### Direction:
Reproduce all entries verbatim, with nothing added or dropped.

--------------------------------------------------

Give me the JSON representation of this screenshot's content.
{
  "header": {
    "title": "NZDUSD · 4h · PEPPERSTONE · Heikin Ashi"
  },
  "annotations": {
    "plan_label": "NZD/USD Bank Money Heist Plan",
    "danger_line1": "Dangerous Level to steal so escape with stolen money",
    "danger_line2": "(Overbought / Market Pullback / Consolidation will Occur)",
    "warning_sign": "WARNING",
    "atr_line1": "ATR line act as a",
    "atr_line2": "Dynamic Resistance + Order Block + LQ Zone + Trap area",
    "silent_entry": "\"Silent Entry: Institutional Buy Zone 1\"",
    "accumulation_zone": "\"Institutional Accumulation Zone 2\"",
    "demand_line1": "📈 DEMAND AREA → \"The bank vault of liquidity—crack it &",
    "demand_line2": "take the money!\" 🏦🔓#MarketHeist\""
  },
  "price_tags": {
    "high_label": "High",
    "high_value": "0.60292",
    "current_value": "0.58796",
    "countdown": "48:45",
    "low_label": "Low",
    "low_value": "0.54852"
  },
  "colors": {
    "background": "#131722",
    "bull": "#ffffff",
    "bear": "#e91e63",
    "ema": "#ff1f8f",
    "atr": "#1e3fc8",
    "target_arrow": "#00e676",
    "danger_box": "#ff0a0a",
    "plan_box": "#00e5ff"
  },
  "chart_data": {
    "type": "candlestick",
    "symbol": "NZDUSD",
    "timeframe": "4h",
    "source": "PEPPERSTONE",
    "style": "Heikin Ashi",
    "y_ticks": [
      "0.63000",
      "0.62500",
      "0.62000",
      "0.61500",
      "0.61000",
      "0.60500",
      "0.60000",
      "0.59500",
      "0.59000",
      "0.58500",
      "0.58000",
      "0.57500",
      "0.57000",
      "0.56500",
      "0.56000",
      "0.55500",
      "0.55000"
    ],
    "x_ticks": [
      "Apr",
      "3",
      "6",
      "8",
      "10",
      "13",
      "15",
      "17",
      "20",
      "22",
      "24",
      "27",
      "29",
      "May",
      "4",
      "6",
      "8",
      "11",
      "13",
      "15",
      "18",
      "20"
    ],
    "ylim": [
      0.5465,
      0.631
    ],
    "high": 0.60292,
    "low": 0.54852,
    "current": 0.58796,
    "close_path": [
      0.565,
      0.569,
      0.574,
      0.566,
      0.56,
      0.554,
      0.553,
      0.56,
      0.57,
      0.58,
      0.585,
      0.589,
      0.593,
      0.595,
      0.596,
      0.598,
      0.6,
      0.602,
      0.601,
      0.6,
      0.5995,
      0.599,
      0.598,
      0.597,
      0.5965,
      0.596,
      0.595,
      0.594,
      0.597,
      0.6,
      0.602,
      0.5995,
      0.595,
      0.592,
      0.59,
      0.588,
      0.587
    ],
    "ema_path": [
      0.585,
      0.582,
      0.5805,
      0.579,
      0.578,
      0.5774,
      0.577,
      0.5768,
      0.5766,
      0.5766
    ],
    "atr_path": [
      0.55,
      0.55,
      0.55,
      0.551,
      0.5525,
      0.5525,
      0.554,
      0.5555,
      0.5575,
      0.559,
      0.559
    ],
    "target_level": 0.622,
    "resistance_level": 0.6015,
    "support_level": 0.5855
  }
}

--------------------------------------------------

### Result:
Give me the JSON representation of this screenshot's content.
{
  "header": {
    "title": "NZDUSD · 4h · PEPPERSTONE · Heikin Ashi"
  },
  "annotations": {
    "plan_label": "NZD/USD Bank Money Heist Plan",
    "danger_line1": "Dangerous Level to steal so escape with stolen money",
    "danger_line2": "(Overbought / Market Pullback / Consolidation will Occur)",
    "warning_sign": "WARNING",
    "atr_line1": "ATR line act as a",
    "atr_line2": "Dynamic Resistance + Order Block + LQ Zone + Trap area",
    "silent_entry": "\"Silent Entry: Institutional Buy Zone 1\"",
    "accumulation_zone": "\"Institutional Accumulation Zone 2\"",
    "demand_line1": "📈 DEMAND AREA → \"The bank vault of liquidity—crack it &",
    "demand_line2": "take the money!\" 🏦🔓#MarketHeist\""
  },
  "price_tags": {
    "high_label": "High",
    "high_value": "0.60292",
    "current_value": "0.58796",
    "countdown": "48:45",
    "low_label": "Low",
    "low_value": "0.54852"
  },
  "colors": {
    "background": "#131722",
    "bull": "#ffffff",
    "bear": "#e91e63",
    "ema": "#ff1f8f",
    "atr": "#1e3fc8",
    "target_arrow": "#00e676",
    "danger_box": "#ff0a0a",
    "plan_box": "#00e5ff"
  },
  "chart_data": {
    "type": "candlestick",
    "symbol": "NZDUSD",
    "timeframe": "4h",
    "source": "PEPPERSTONE",
    "style": "Heikin Ashi",
    "y_ticks": [
      "0.63000",
      "0.62500",
      "0.62000",
      "0.61500",
      "0.61000",
      "0.60500",
      "0.60000",
      "0.59500",
      "0.59000",
      "0.58500",
      "0.58000",
      "0.57500",
      "0.57000",
      "0.56500",
      "0.56000",
      "0.55500",
      "0.55000"
    ],
    "x_ticks": [
      "Apr",
      "3",
      "6",
      "8",
      "10",
      "13",
      "15",
      "17",
      "20",
      "22",
      "24",
      "27",
      "29",
      "May",
      "4",
      "6",
      "8",
      "11",
      "13",
      "15",
      "18",
      "20"
    ],
    "ylim": [
      0.5465,
      0.631
    ],
    "high": 0.60292,
    "low": 0.54852,
    "current": 0.58796,
    "close_path": [
      0.565,
      0.569,
      0.574,
      0.566,
      0.56,
      0.554,
      0.553,
      0.56,
      0.57,
      0.58,
      0.585,
      0.589,
      0.593,
      0.595,
      0.596,
      0.598,
      0.6,
      0.602,
      0.601,
      0.6,
      0.5995,
      0.599,
      0.598,
      0.597,
      0.5965,
      0.596,
      0.595,
      0.594,
      0.597,
      0.6,
      0.602,
      0.5995,
      0.595,
      0.592,
      0.59,
      0.588,
      0.587
    ],
    "ema_path": [
      0.585,
      0.582,
      0.5805,
      0.579,
      0.578,
      0.5774,
      0.577,
      0.5768,
      0.5766,
      0.5766
    ],
    "atr_path": [
      0.55,
      0.55,
      0.55,
      0.551,
      0.5525,
      0.5525,
      0.554,
      0.5555,
      0.5575,
      0.559,
      0.559
    ],
    "target_level": 0.622,
    "resistance_level": 0.6015,
    "support_level": 0.5855
  }
}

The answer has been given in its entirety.